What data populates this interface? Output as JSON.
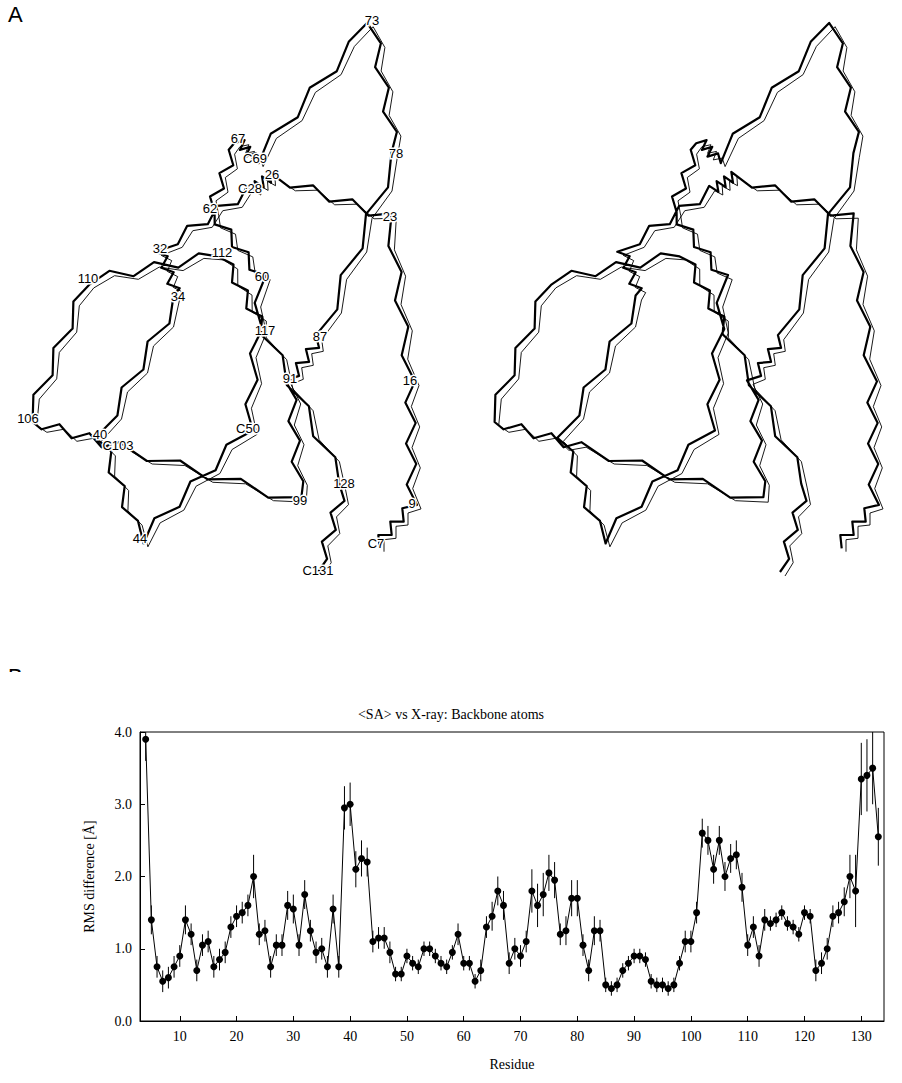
{
  "panel_a": {
    "letter": "A",
    "labels": [
      "C7",
      "9",
      "16",
      "23",
      "26",
      "C28",
      "32",
      "34",
      "40",
      "44",
      "C50",
      "60",
      "62",
      "67",
      "C69",
      "73",
      "78",
      "87",
      "91",
      "99",
      "C103",
      "106",
      "110",
      "112",
      "117",
      "128",
      "C131"
    ]
  },
  "chart_data": {
    "type": "line",
    "title": "<SA> vs X-ray: Backbone atoms",
    "annotations": [
      "B"
    ],
    "x_label": "Residue",
    "y_label": "RMS difference [Å]",
    "x": [
      4,
      5,
      6,
      7,
      8,
      9,
      10,
      11,
      12,
      13,
      14,
      15,
      16,
      17,
      18,
      19,
      20,
      21,
      22,
      23,
      24,
      25,
      26,
      27,
      28,
      29,
      30,
      31,
      32,
      33,
      34,
      35,
      36,
      37,
      38,
      39,
      40,
      41,
      42,
      43,
      44,
      45,
      46,
      47,
      48,
      49,
      50,
      51,
      52,
      53,
      54,
      55,
      56,
      57,
      58,
      59,
      60,
      61,
      62,
      63,
      64,
      65,
      66,
      67,
      68,
      69,
      70,
      71,
      72,
      73,
      74,
      75,
      76,
      77,
      78,
      79,
      80,
      81,
      82,
      83,
      84,
      85,
      86,
      87,
      88,
      89,
      90,
      91,
      92,
      93,
      94,
      95,
      96,
      97,
      98,
      99,
      100,
      101,
      102,
      103,
      104,
      105,
      106,
      107,
      108,
      109,
      110,
      111,
      112,
      113,
      114,
      115,
      116,
      117,
      118,
      119,
      120,
      121,
      122,
      123,
      124,
      125,
      126,
      127,
      128,
      129,
      130,
      131,
      132,
      133
    ],
    "values": [
      3.9,
      1.4,
      0.75,
      0.55,
      0.6,
      0.75,
      0.9,
      1.4,
      1.2,
      0.7,
      1.05,
      1.1,
      0.75,
      0.85,
      0.95,
      1.3,
      1.45,
      1.5,
      1.6,
      2.0,
      1.2,
      1.25,
      0.75,
      1.05,
      1.05,
      1.6,
      1.55,
      1.05,
      1.75,
      1.25,
      0.95,
      1.0,
      0.75,
      1.55,
      0.75,
      2.95,
      3.0,
      2.1,
      2.25,
      2.2,
      1.1,
      1.15,
      1.15,
      0.95,
      0.65,
      0.65,
      0.9,
      0.8,
      0.75,
      1.0,
      1.0,
      0.9,
      0.8,
      0.75,
      0.95,
      1.2,
      0.8,
      0.8,
      0.55,
      0.7,
      1.3,
      1.45,
      1.8,
      1.6,
      0.8,
      1.0,
      0.9,
      1.1,
      1.8,
      1.6,
      1.75,
      2.05,
      1.95,
      1.2,
      1.25,
      1.7,
      1.7,
      1.05,
      0.7,
      1.25,
      1.25,
      0.5,
      0.45,
      0.5,
      0.7,
      0.8,
      0.9,
      0.9,
      0.85,
      0.55,
      0.5,
      0.5,
      0.45,
      0.5,
      0.8,
      1.1,
      1.1,
      1.5,
      2.6,
      2.5,
      2.1,
      2.5,
      2.0,
      2.25,
      2.3,
      1.85,
      1.05,
      1.3,
      0.9,
      1.4,
      1.35,
      1.4,
      1.5,
      1.35,
      1.3,
      1.2,
      1.5,
      1.45,
      0.7,
      0.8,
      1.0,
      1.45,
      1.5,
      1.65,
      2.0,
      1.8,
      3.35,
      3.4,
      3.5,
      2.55
    ],
    "errors": [
      0.3,
      0.2,
      0.15,
      0.15,
      0.15,
      0.15,
      0.15,
      0.2,
      0.15,
      0.15,
      0.15,
      0.15,
      0.15,
      0.15,
      0.15,
      0.15,
      0.15,
      0.15,
      0.15,
      0.3,
      0.15,
      0.15,
      0.15,
      0.15,
      0.15,
      0.2,
      0.2,
      0.15,
      0.2,
      0.15,
      0.15,
      0.15,
      0.15,
      0.2,
      0.15,
      0.3,
      0.3,
      0.25,
      0.25,
      0.2,
      0.15,
      0.15,
      0.15,
      0.15,
      0.1,
      0.1,
      0.1,
      0.1,
      0.1,
      0.1,
      0.1,
      0.1,
      0.1,
      0.1,
      0.1,
      0.15,
      0.1,
      0.1,
      0.1,
      0.15,
      0.15,
      0.2,
      0.2,
      0.2,
      0.15,
      0.15,
      0.15,
      0.15,
      0.3,
      0.3,
      0.3,
      0.25,
      0.25,
      0.15,
      0.2,
      0.25,
      0.25,
      0.15,
      0.15,
      0.2,
      0.15,
      0.1,
      0.1,
      0.1,
      0.1,
      0.1,
      0.1,
      0.1,
      0.1,
      0.1,
      0.1,
      0.1,
      0.1,
      0.1,
      0.1,
      0.15,
      0.15,
      0.15,
      0.2,
      0.2,
      0.2,
      0.2,
      0.2,
      0.2,
      0.2,
      0.2,
      0.15,
      0.15,
      0.15,
      0.15,
      0.1,
      0.1,
      0.1,
      0.1,
      0.1,
      0.1,
      0.1,
      0.1,
      0.15,
      0.15,
      0.15,
      0.15,
      0.15,
      0.2,
      0.3,
      0.5,
      0.5,
      0.5,
      0.5,
      0.4
    ],
    "color": "#000000",
    "marker": "circle",
    "xlim": [
      3,
      134
    ],
    "xticks": [
      10,
      20,
      30,
      40,
      50,
      60,
      70,
      80,
      90,
      100,
      110,
      120,
      130
    ],
    "ylim": [
      0,
      4
    ],
    "yticks": [
      {
        "value": 0,
        "label": "0.0"
      },
      {
        "value": 1,
        "label": "1.0"
      },
      {
        "value": 2,
        "label": "2.0"
      },
      {
        "value": 3,
        "label": "3.0"
      },
      {
        "value": 4,
        "label": "4.0"
      }
    ],
    "grid": false
  }
}
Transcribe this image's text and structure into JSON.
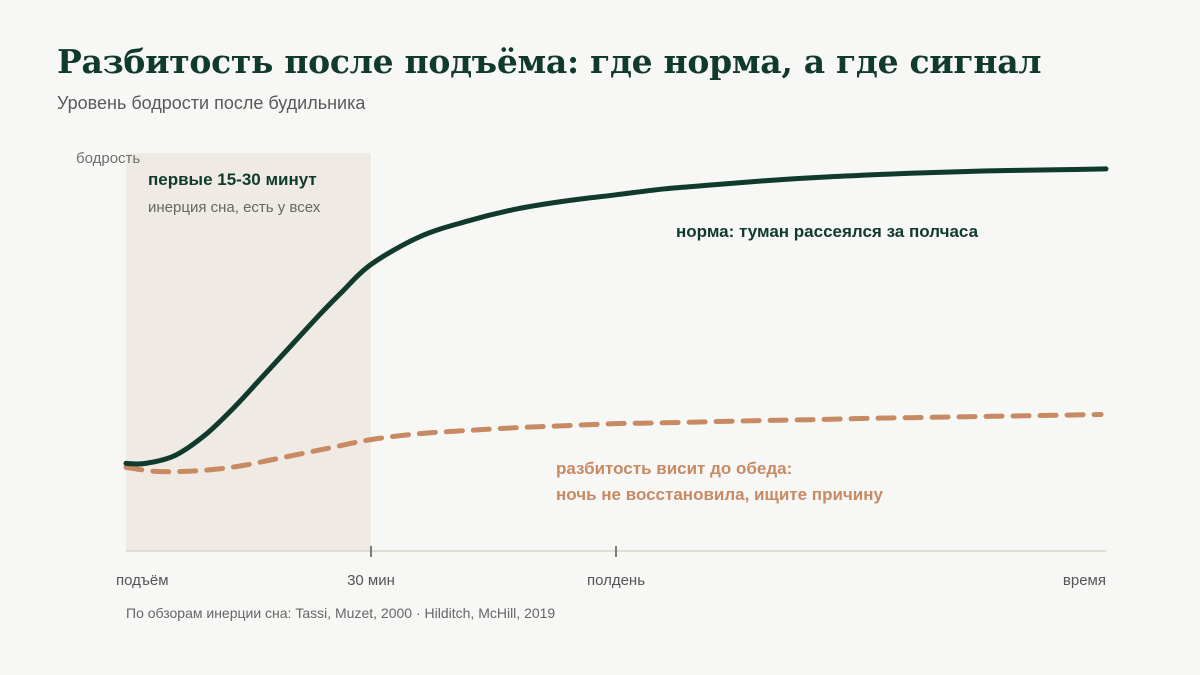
{
  "title": "Разбитость после подъёма: где норма, а где сигнал",
  "subtitle": "Уровень бодрости после будильника",
  "source": "По обзорам инерции сна: Tassi, Muzet, 2000 · Hilditch, McHill, 2019",
  "colors": {
    "background": "#f7f7f5",
    "norm": "#0f3a2c",
    "fatigue": "#c78a63",
    "zone": "#efebe4",
    "axis": "#d8d4cc"
  },
  "chart_data": {
    "type": "line",
    "ylabel": "бодрость",
    "xlabel": "время",
    "x_ticks": [
      {
        "x": 0,
        "label": "подъём",
        "tick_mark": false
      },
      {
        "x": 0.25,
        "label": "30 мин",
        "tick_mark": true
      },
      {
        "x": 0.5,
        "label": "полдень",
        "tick_mark": true
      },
      {
        "x": 1.0,
        "label": "время",
        "tick_mark": false
      }
    ],
    "xlim": [
      0,
      1
    ],
    "ylim": [
      0,
      1
    ],
    "shaded_region": {
      "x_range": [
        0,
        0.25
      ],
      "title": "первые 15-30 минут",
      "subtitle": "инерция сна, есть у всех"
    },
    "series": [
      {
        "key": "norm",
        "style": "solid",
        "x": [
          0,
          0.02,
          0.05,
          0.08,
          0.11,
          0.14,
          0.17,
          0.2,
          0.22,
          0.25,
          0.3,
          0.35,
          0.4,
          0.45,
          0.5,
          0.55,
          0.6,
          0.65,
          0.7,
          0.75,
          0.8,
          0.85,
          0.9,
          0.95,
          1.0
        ],
        "y": [
          0.22,
          0.22,
          0.24,
          0.29,
          0.36,
          0.44,
          0.52,
          0.6,
          0.65,
          0.72,
          0.79,
          0.83,
          0.86,
          0.88,
          0.895,
          0.91,
          0.92,
          0.93,
          0.938,
          0.944,
          0.949,
          0.953,
          0.956,
          0.958,
          0.96
        ]
      },
      {
        "key": "fatigue",
        "style": "dashed",
        "x": [
          0,
          0.03,
          0.06,
          0.09,
          0.12,
          0.15,
          0.18,
          0.21,
          0.25,
          0.3,
          0.35,
          0.4,
          0.45,
          0.5,
          0.55,
          0.6,
          0.65,
          0.7,
          0.75,
          0.8,
          0.85,
          0.9,
          0.95,
          0.995
        ],
        "y": [
          0.21,
          0.2,
          0.2,
          0.205,
          0.215,
          0.23,
          0.245,
          0.26,
          0.28,
          0.295,
          0.303,
          0.31,
          0.315,
          0.32,
          0.322,
          0.325,
          0.328,
          0.33,
          0.333,
          0.335,
          0.337,
          0.339,
          0.341,
          0.343
        ]
      }
    ],
    "annotations": [
      {
        "series": "norm",
        "lines": [
          "норма: туман рассеялся за полчаса"
        ]
      },
      {
        "series": "fatigue",
        "lines": [
          "разбитость висит до обеда:",
          "ночь не восстановила, ищите причину"
        ]
      }
    ]
  }
}
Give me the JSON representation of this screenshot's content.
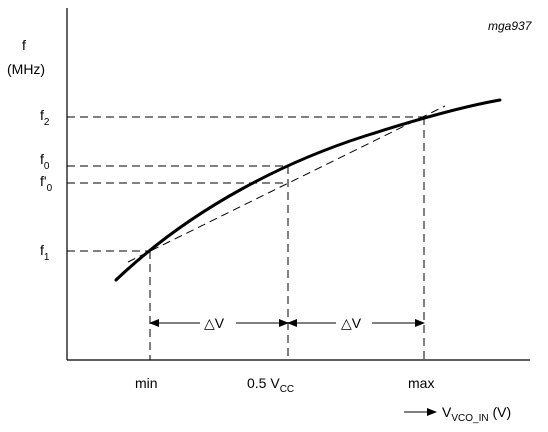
{
  "figure_id": "mga937",
  "y_axis": {
    "symbol": "f",
    "unit": "(MHz)"
  },
  "y_labels": {
    "f2": {
      "base": "f",
      "sub": "2"
    },
    "f0": {
      "base": "f",
      "sub": "0"
    },
    "f0_prime": {
      "base": "f'",
      "sub": "0"
    },
    "f1": {
      "base": "f",
      "sub": "1"
    }
  },
  "x_labels": {
    "min": "min",
    "mid": {
      "base": "0.5 V",
      "sub": "CC"
    },
    "max": "max"
  },
  "x_axis": {
    "base": "V",
    "sub": "VCO_IN",
    "unit": " (V)"
  },
  "delta_labels": [
    "△V",
    "△V"
  ]
}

=-=-=

EXERCISE BRIEF | Look through the entries above; copy each line where the string "subtitle" appears.

TASK RESPONSE |
  "subtitle": "Уровень бодрости после будильника",
      "subtitle": "инерция сна, есть у всех"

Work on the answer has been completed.